--- Start The input ---

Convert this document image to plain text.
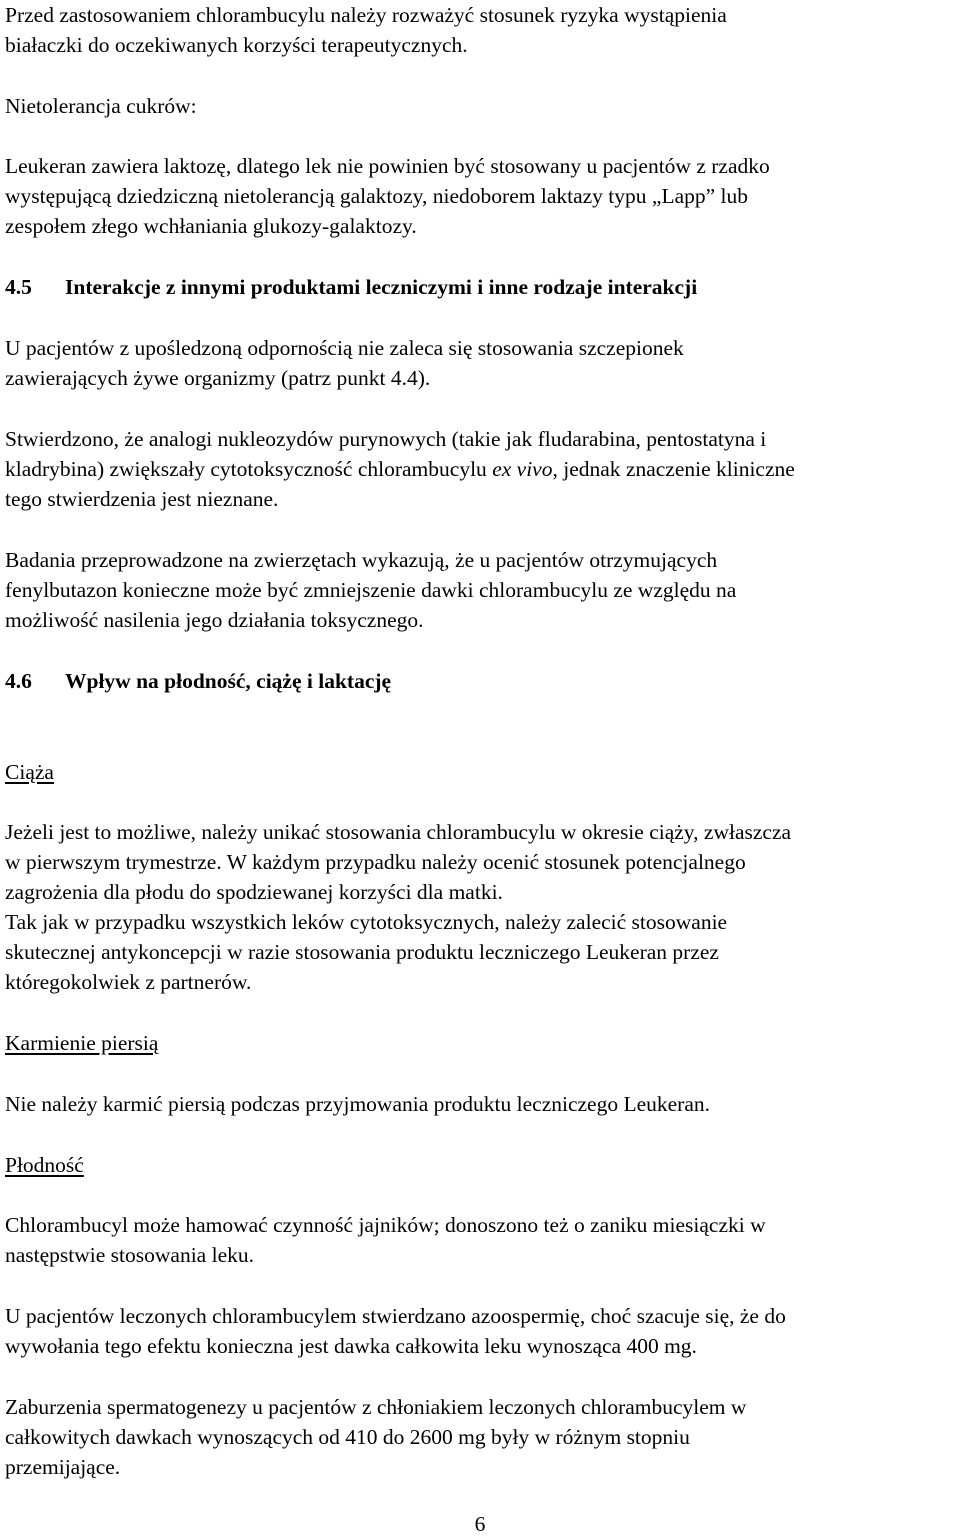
Przed zastosowaniem chlorambucylu należy rozważyć stosunek ryzyka wystąpienia
białaczki do oczekiwanych korzyści terapeutycznych.
Nietolerancja cukrów:
Leukeran zawiera laktozę, dlatego lek nie powinien być stosowany u pacjentów z rzadko
występującą dziedziczną nietolerancją galaktozy, niedoborem laktazy typu „Lapp” lub
zespołem złego wchłaniania glukozy-galaktozy.
4.5 Interakcje z innymi produktami leczniczymi i inne rodzaje interakcji
U pacjentów z upośledzoną odpornością nie zaleca się stosowania szczepionek
zawierających żywe organizmy (patrz punkt 4.4).
Stwierdzono, że analogi nukleozydów purynowych (takie jak fludarabina, pentostatyna i
kladrybina) zwiększały cytotoksyczność chlorambucylu ex vivo, jednak znaczenie kliniczne
tego stwierdzenia jest nieznane.
Badania przeprowadzone na zwierzętach wykazują, że u pacjentów otrzymujących
fenylbutazon konieczne może być zmniejszenie dawki chlorambucylu ze względu na
możliwość nasilenia jego działania toksycznego.
4.6 Wpływ na płodność, ciążę i laktację
Ciąża
Jeżeli jest to możliwe, należy unikać stosowania chlorambucylu w okresie ciąży, zwłaszcza
w pierwszym trymestrze. W każdym przypadku należy ocenić stosunek potencjalnego
zagrożenia dla płodu do spodziewanej korzyści dla matki.
Tak jak w przypadku wszystkich leków cytotoksycznych, należy zalecić stosowanie
skutecznej antykoncepcji w razie stosowania produktu leczniczego Leukeran przez
któregokolwiek z partnerów.
Karmienie piersią
Nie należy karmić piersią podczas przyjmowania produktu leczniczego Leukeran.
Płodność
Chlorambucyl może hamować czynność jajników; donoszono też o zaniku miesiączki w
następstwie stosowania leku.
U pacjentów leczonych chlorambucylem stwierdzano azoospermię, choć szacuje się, że do
wywołania tego efektu konieczna jest dawka całkowita leku wynosząca 400 mg.
Zaburzenia spermatogenezy u pacjentów z chłoniakiem leczonych chlorambucylem w
całkowitych dawkach wynoszących od 410 do 2600 mg były w różnym stopniu
przemijające.
6
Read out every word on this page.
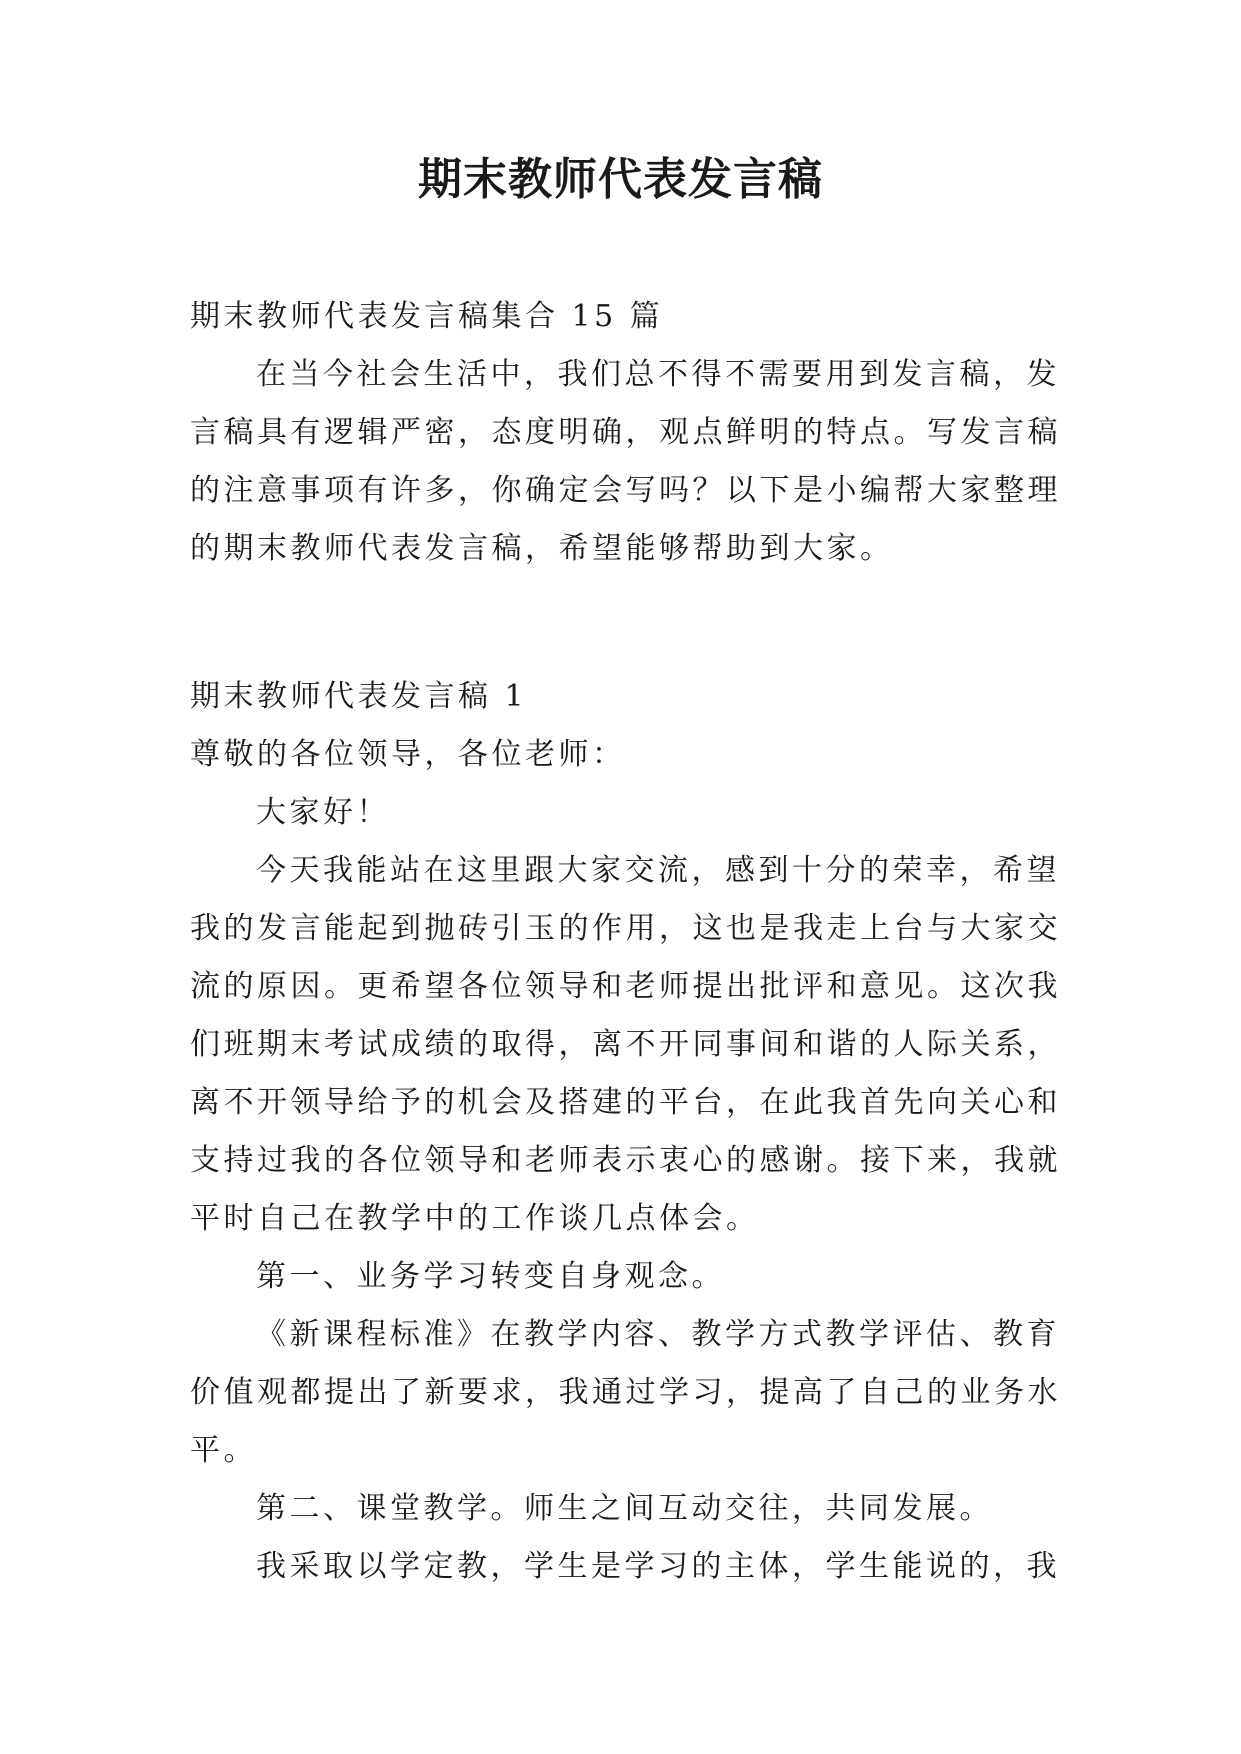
期末教师代表发言稿

期末教师代表发言稿集合 15 篇

在当今社会生活中，我们总不得不需要用到发言稿，发

言稿具有逻辑严密，态度明确，观点鲜明的特点。写发言稿

的注意事项有许多，你确定会写吗？以下是小编帮大家整理

的期末教师代表发言稿，希望能够帮助到大家。

期末教师代表发言稿 1

尊敬的各位领导，各位老师：

大家好！

今天我能站在这里跟大家交流，感到十分的荣幸，希望

我的发言能起到抛砖引玉的作用，这也是我走上台与大家交

流的原因。更希望各位领导和老师提出批评和意见。这次我

们班期末考试成绩的取得，离不开同事间和谐的人际关系，

离不开领导给予的机会及搭建的平台，在此我首先向关心和

支持过我的各位领导和老师表示衷心的感谢。接下来，我就

平时自己在教学中的工作谈几点体会。

第一、业务学习转变自身观念。

《新课程标准》在教学内容、教学方式教学评估、教育

价值观都提出了新要求，我通过学习，提高了自己的业务水

平。

第二、课堂教学。师生之间互动交往，共同发展。

我采取以学定教，学生是学习的主体，学生能说的，我
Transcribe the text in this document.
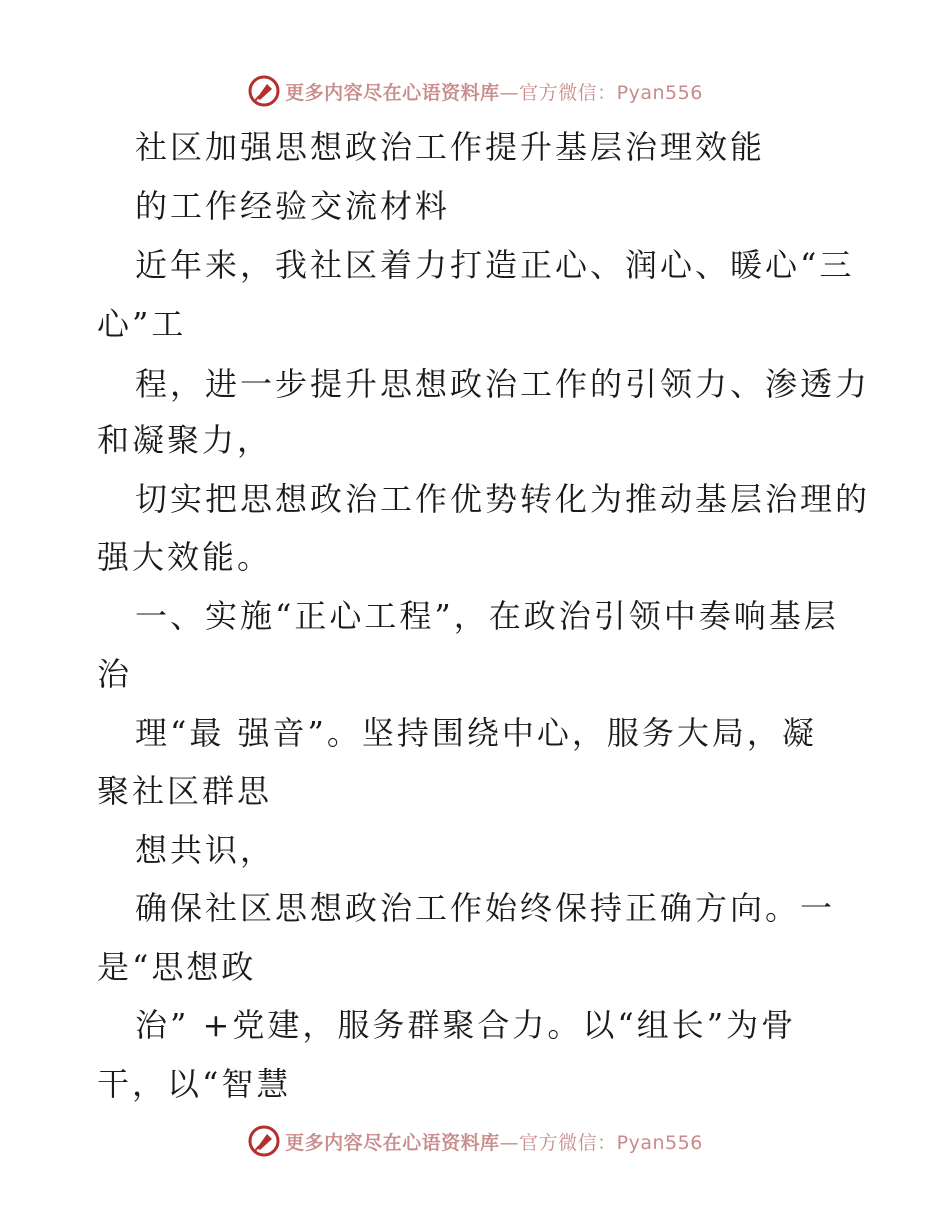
更多内容尽在心语资料库—官方微信：Pyan556
社区加强思想政治工作提升基层治理效能
的工作经验交流材料
近年来，我社区着力打造正心、润心、暖心“三
心”工
程，进一步提升思想政治工作的引领力、渗透力
和凝聚力，
切实把思想政治工作优势转化为推动基层治理的
强大效能。
一、实施“正心工程”，在政治引领中奏响基层
治
理“最 强音”。坚持围绕中心，服务大局，凝
聚社区群思
想共识，
确保社区思想政治工作始终保持正确方向。一
是“思想政
治” +党建，服务群聚合力。以“组长”为骨
干，以“智慧
更多内容尽在心语资料库—官方微信：Pyan556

--- End The input ---

**Work instructions**
Give again, unchanged, only the lines from the line containing "Transcribe the text in this document." to the last line of the records above. Pictures do not belong in the copy.

**Response for this exercise**
Transcribe the text in this document.
更多内容尽在心语资料库—官方微信：Pyan556
社区加强思想政治工作提升基层治理效能
的工作经验交流材料
近年来，我社区着力打造正心、润心、暖心“三
心”工
程，进一步提升思想政治工作的引领力、渗透力
和凝聚力，
切实把思想政治工作优势转化为推动基层治理的
强大效能。
一、实施“正心工程”，在政治引领中奏响基层
治
理“最 强音”。坚持围绕中心，服务大局，凝
聚社区群思
想共识，
确保社区思想政治工作始终保持正确方向。一
是“思想政
治” +党建，服务群聚合力。以“组长”为骨
干，以“智慧
更多内容尽在心语资料库—官方微信：Pyan556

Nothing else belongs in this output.